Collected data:
++++++++++
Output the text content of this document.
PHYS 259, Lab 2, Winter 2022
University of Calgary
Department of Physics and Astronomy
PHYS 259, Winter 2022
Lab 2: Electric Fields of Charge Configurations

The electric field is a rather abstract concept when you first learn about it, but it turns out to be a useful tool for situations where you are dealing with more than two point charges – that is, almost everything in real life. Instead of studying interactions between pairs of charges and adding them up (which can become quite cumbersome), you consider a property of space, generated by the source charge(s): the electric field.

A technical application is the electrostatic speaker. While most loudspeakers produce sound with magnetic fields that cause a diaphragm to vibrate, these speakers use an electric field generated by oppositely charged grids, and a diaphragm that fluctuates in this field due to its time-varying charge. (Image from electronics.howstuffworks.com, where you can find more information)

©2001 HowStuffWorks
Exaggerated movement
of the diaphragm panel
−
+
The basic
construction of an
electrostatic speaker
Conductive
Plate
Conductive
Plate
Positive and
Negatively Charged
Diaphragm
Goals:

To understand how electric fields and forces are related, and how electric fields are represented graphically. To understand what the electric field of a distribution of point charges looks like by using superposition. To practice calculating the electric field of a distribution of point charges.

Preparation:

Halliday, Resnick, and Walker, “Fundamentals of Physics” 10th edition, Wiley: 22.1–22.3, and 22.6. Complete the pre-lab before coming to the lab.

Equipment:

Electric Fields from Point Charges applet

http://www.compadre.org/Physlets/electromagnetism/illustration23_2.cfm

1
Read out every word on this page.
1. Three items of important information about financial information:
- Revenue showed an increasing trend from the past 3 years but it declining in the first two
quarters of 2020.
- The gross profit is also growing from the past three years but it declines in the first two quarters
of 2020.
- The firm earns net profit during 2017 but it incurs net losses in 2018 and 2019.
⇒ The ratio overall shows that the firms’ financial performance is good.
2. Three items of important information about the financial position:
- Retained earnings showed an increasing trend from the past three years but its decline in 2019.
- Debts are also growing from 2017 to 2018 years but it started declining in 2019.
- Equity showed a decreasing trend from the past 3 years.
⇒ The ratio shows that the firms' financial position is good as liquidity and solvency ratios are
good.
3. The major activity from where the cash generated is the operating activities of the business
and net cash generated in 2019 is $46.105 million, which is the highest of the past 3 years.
++++++++++
Starting with the line that contains "Read out every word on this page.", print each line through the last one in the listing. Include both end lines and add nothing.

Read out every word on this page.
1. Three items of important information about financial information:
- Revenue showed an increasing trend from the past 3 years but it declining in the first two
quarters of 2020.
- The gross profit is also growing from the past three years but it declines in the first two quarters
of 2020.
- The firm earns net profit during 2017 but it incurs net losses in 2018 and 2019.
⇒ The ratio overall shows that the firms’ financial performance is good.
2. Three items of important information about the financial position:
- Retained earnings showed an increasing trend from the past three years but its decline in 2019.
- Debts are also growing from 2017 to 2018 years but it started declining in 2019.
- Equity showed a decreasing trend from the past 3 years.
⇒ The ratio shows that the firms' financial position is good as liquidity and solvency ratios are
good.
3. The major activity from where the cash generated is the operating activities of the business
and net cash generated in 2019 is $46.105 million, which is the highest of the past 3 years.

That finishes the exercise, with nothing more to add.